(Saved data entries)
------------------------

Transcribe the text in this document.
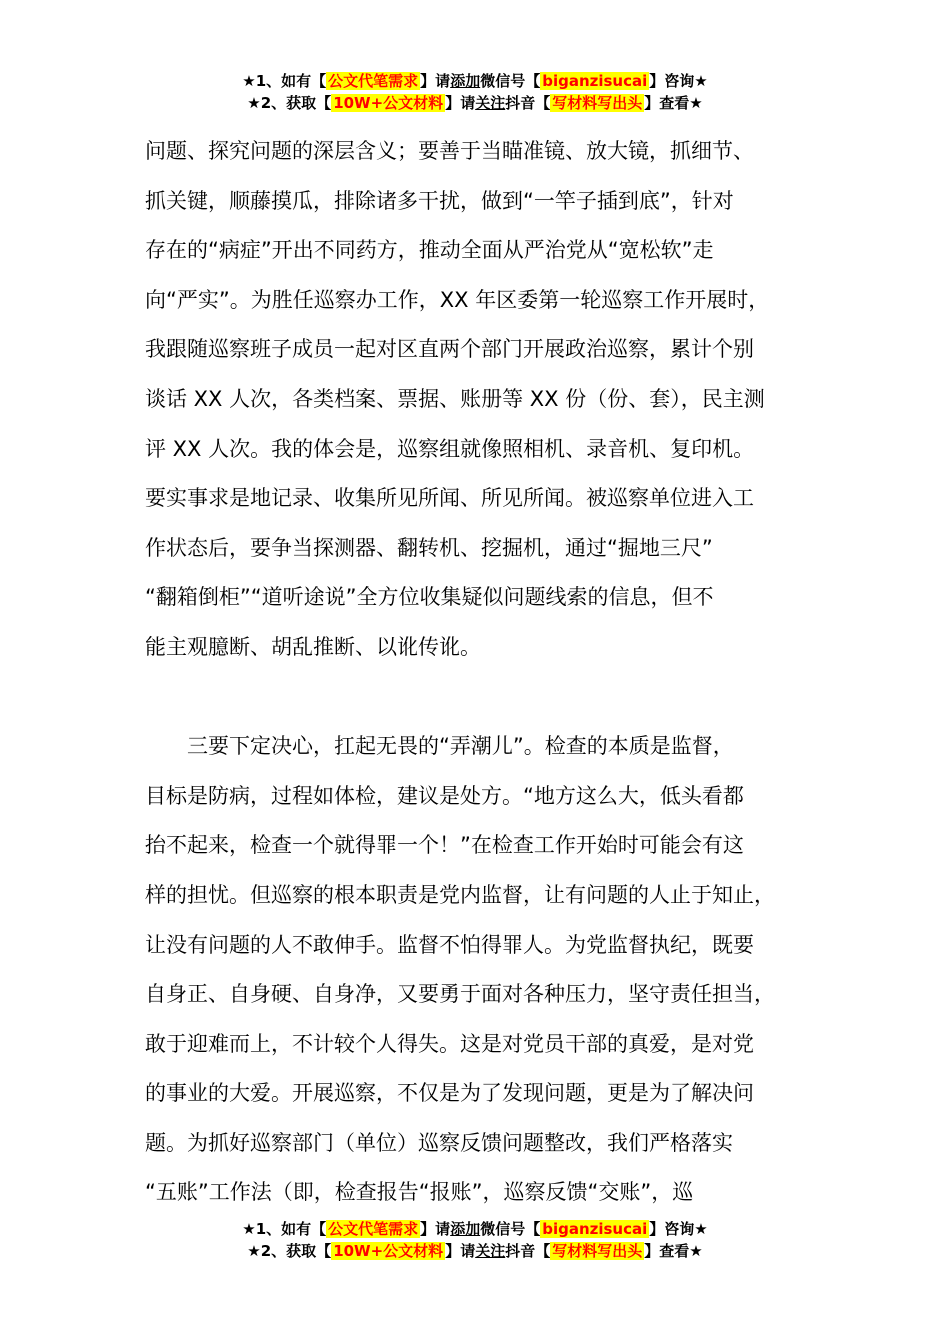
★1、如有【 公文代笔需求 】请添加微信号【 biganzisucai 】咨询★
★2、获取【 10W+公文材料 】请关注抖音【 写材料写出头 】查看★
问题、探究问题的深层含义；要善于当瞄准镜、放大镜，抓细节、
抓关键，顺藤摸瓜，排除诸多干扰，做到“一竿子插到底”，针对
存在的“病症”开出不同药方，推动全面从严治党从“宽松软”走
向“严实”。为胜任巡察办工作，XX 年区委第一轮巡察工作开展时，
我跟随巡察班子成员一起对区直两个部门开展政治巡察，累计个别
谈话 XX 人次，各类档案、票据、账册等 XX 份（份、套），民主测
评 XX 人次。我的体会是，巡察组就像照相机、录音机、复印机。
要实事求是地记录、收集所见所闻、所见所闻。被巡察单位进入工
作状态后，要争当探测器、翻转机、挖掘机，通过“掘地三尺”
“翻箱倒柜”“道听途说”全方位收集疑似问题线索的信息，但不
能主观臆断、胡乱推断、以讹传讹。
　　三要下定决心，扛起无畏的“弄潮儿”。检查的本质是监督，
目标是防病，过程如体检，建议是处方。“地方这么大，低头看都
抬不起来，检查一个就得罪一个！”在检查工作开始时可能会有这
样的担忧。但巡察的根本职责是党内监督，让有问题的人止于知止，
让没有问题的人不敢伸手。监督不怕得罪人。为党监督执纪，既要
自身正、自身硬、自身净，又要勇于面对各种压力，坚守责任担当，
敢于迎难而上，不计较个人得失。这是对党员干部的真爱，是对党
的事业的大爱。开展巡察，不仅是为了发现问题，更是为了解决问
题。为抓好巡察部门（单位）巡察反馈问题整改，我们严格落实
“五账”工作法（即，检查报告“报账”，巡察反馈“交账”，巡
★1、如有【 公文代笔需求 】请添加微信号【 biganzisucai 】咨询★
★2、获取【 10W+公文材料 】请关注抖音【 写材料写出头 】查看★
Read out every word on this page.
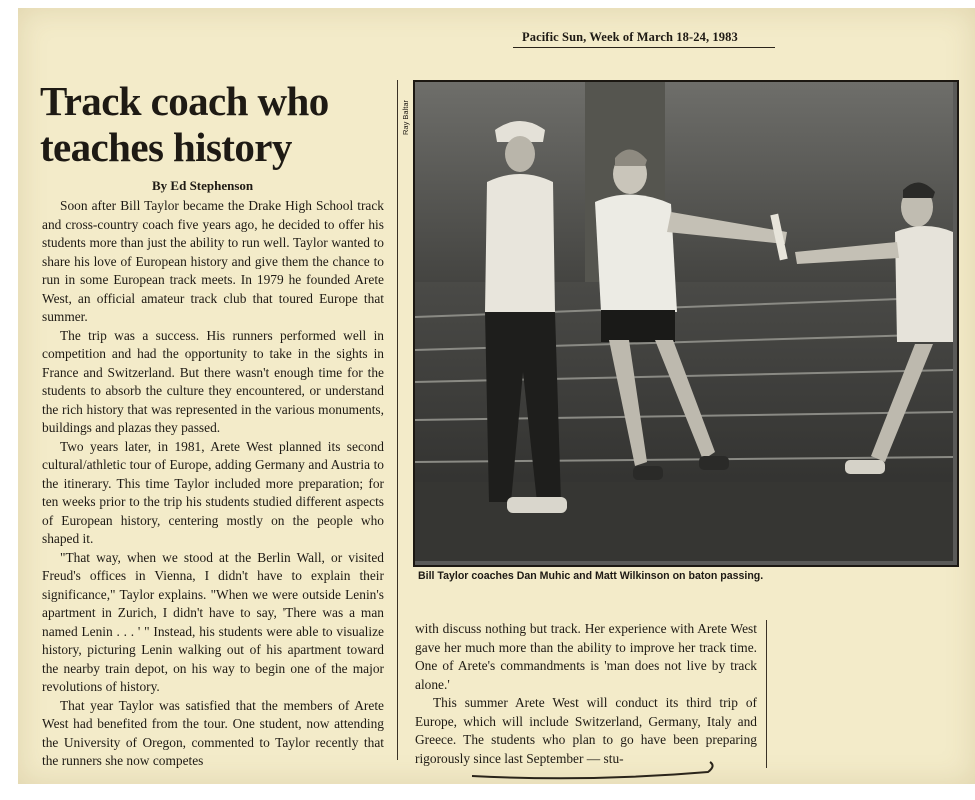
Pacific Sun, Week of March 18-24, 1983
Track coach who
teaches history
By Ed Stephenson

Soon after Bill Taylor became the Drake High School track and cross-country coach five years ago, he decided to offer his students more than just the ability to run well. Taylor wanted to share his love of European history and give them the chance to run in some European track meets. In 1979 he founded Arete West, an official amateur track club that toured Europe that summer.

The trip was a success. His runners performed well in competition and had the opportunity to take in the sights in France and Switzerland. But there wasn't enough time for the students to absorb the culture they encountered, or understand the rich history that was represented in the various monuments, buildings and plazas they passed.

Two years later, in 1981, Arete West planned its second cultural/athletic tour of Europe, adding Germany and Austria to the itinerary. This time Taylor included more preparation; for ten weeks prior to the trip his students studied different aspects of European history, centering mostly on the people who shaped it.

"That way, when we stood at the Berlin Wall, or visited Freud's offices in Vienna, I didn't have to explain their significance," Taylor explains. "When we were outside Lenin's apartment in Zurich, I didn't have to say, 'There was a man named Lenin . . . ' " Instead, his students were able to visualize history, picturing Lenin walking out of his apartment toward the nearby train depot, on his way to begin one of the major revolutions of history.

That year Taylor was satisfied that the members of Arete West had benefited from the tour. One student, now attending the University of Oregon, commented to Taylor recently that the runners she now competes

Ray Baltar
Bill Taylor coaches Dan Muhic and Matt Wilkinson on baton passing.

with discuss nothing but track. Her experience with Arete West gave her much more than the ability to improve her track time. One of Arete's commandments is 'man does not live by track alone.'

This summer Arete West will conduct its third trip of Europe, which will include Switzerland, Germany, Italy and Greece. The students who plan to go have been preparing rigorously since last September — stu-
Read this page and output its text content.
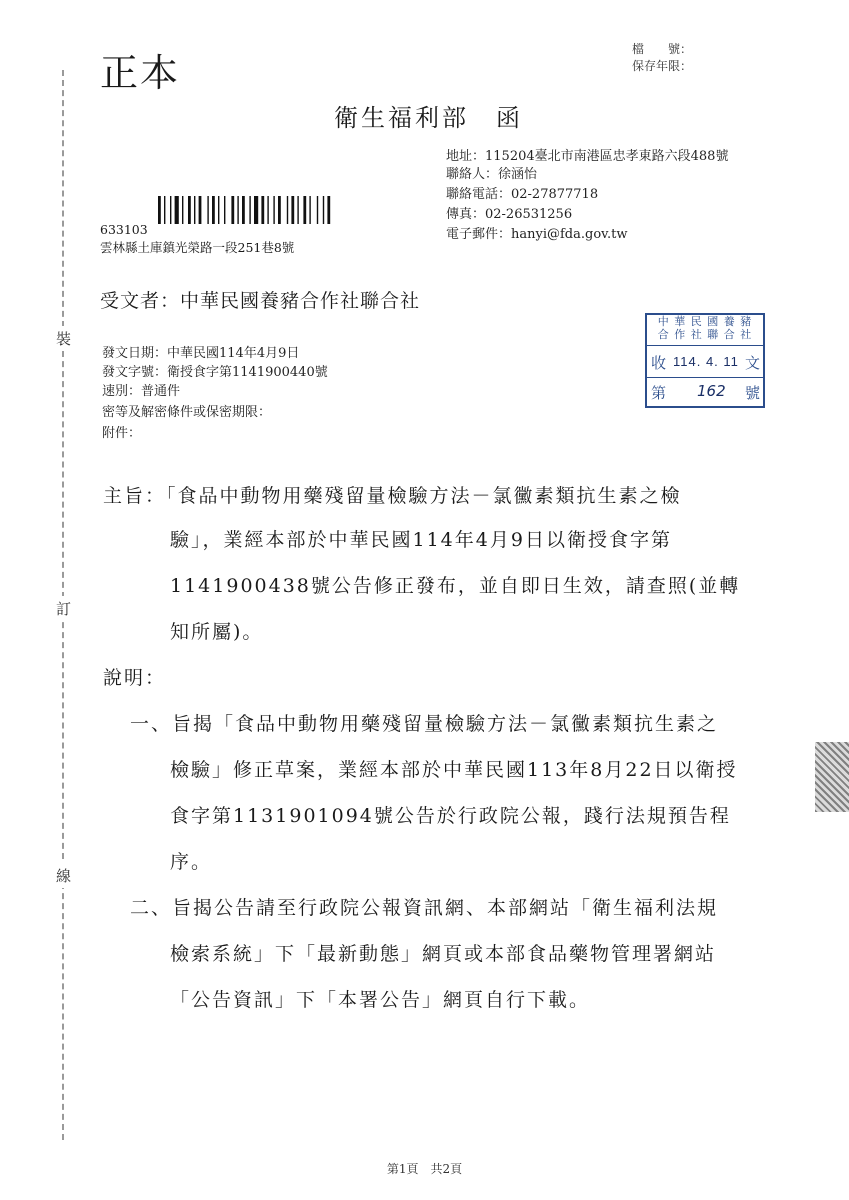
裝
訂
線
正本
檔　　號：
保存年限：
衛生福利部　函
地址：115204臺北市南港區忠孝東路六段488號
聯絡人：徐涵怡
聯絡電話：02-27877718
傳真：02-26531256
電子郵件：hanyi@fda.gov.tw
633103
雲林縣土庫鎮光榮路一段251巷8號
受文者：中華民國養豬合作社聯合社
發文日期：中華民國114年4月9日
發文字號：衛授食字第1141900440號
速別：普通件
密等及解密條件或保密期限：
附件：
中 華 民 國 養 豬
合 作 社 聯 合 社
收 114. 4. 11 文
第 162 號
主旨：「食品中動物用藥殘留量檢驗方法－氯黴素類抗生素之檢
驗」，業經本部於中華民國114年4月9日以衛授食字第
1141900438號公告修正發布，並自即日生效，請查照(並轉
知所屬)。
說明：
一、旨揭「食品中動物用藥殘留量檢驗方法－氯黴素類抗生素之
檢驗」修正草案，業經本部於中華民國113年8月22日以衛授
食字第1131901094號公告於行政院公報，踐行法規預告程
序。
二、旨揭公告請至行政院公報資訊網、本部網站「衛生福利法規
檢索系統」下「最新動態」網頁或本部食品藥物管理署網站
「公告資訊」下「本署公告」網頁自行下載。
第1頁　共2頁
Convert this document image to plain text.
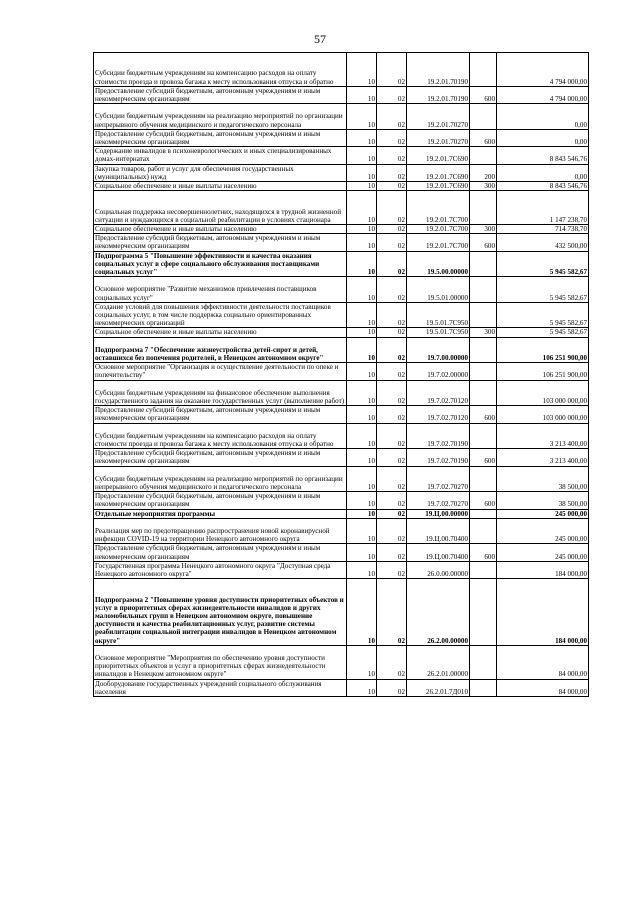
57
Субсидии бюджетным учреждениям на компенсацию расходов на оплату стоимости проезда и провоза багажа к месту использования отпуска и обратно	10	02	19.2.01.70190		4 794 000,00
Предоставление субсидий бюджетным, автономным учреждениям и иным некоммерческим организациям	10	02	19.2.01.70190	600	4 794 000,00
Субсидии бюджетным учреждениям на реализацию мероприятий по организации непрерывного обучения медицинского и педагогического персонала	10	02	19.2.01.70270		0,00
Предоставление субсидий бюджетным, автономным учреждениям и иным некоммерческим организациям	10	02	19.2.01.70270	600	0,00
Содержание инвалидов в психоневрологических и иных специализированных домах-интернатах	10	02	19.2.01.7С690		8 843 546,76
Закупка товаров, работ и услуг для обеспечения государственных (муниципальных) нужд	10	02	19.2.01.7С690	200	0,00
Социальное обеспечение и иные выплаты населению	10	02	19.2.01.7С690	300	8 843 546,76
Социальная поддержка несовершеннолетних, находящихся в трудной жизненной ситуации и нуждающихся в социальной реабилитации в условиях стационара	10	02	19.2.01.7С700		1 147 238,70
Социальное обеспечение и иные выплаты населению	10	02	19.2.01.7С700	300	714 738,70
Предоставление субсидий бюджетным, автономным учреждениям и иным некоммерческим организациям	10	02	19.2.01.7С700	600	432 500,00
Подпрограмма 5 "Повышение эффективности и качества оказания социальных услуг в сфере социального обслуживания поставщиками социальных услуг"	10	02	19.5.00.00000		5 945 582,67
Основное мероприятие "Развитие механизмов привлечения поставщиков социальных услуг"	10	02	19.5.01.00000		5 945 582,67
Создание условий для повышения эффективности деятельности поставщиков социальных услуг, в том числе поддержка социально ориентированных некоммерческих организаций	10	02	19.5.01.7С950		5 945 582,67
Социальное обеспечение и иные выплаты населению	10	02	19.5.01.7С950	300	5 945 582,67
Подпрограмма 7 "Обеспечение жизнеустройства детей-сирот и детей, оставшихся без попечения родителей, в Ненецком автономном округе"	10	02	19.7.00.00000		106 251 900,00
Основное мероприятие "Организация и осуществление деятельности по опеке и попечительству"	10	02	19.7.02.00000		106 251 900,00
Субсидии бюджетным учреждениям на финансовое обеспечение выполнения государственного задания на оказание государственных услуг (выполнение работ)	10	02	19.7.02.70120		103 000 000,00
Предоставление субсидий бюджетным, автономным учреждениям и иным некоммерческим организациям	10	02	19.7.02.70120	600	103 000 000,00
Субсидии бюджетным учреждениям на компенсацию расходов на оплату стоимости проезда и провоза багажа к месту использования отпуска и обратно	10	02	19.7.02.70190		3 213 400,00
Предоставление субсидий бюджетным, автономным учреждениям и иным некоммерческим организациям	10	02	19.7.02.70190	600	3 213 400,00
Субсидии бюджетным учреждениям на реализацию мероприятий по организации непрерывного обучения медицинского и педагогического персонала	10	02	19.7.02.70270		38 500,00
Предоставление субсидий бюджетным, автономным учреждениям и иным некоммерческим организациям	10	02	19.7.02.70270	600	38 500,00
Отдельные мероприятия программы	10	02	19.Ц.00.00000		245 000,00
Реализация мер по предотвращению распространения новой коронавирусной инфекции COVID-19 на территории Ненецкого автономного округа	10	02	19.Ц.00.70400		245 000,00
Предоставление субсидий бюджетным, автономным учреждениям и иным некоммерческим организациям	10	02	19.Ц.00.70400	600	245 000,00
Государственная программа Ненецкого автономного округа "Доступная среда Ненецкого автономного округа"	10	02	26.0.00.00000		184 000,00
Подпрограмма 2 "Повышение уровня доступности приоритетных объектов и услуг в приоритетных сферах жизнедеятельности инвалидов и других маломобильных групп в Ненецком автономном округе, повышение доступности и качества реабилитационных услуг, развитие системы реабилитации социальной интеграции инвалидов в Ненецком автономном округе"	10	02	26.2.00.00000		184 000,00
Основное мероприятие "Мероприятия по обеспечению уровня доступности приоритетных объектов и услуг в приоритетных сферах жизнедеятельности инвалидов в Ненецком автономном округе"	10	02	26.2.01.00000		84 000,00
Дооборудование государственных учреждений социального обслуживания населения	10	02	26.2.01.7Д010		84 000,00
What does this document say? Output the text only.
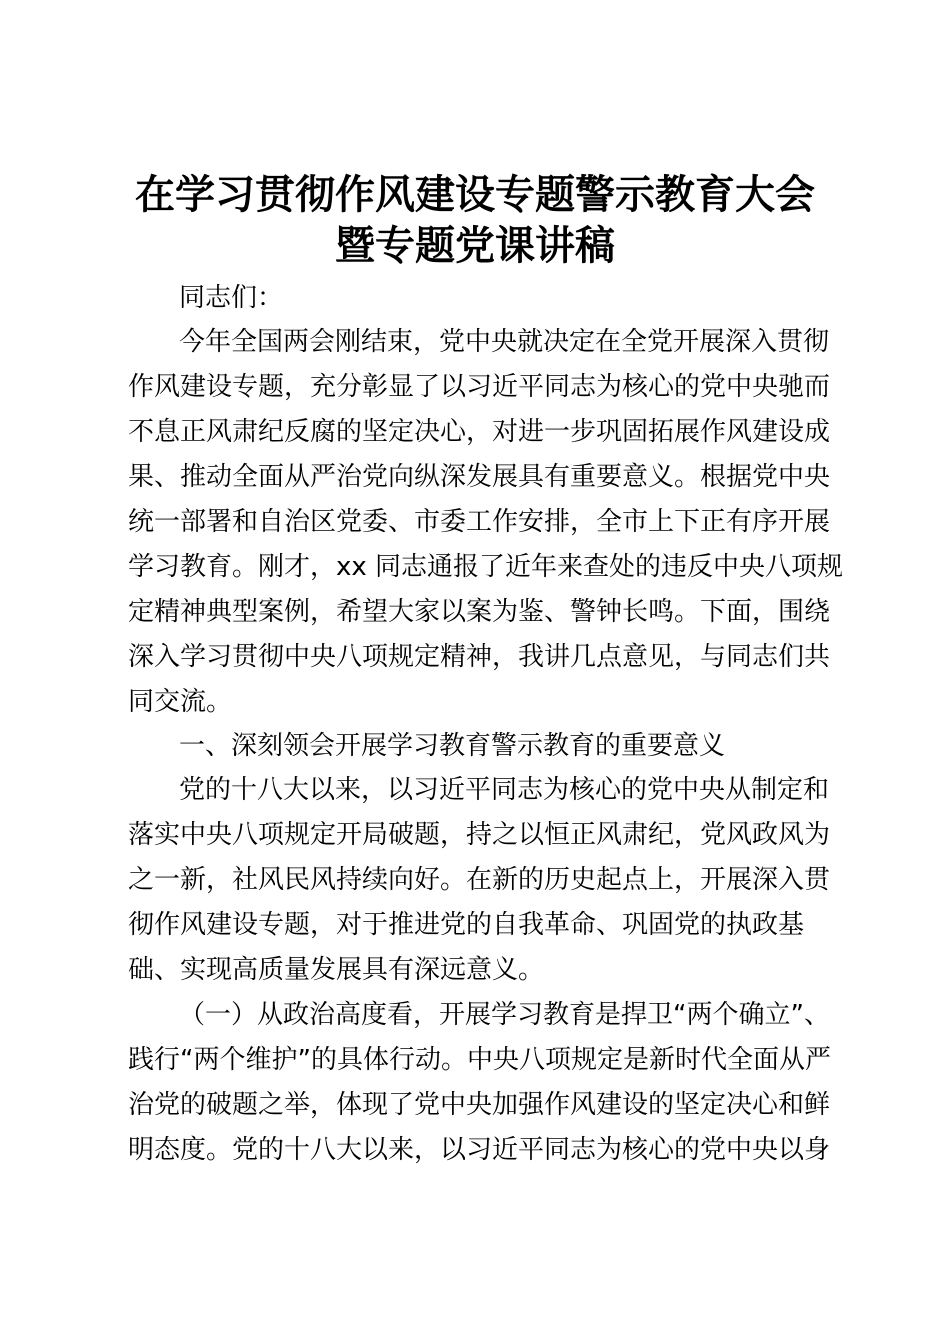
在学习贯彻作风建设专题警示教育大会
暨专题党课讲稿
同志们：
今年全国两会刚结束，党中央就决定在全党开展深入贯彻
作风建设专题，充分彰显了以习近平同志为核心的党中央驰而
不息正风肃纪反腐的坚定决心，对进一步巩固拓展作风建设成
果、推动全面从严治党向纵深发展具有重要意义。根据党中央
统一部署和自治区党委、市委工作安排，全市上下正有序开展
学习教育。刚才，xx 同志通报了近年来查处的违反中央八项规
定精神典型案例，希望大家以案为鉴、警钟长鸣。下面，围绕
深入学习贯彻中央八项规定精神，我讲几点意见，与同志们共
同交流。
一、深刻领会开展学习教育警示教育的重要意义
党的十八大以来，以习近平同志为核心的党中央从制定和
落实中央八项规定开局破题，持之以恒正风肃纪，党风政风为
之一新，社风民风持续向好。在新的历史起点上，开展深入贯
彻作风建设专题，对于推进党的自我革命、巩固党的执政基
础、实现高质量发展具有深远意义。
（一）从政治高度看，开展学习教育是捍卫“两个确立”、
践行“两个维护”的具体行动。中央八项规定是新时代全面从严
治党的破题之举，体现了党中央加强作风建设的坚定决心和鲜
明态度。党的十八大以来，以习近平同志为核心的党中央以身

------------------------

__Stated problem__. Search the lines above for the string "Социальное", then show every one that has it.

__In response__.
Социальное обеспечение и иные выплаты населению	10	02	19.2.01.7С690	300	8 843 546,76
Социальное обеспечение и иные выплаты населению	10	02	19.2.01.7С700	300	714 738,70
Социальное обеспечение и иные выплаты населению	10	02	19.5.01.7С950	300	5 945 582,67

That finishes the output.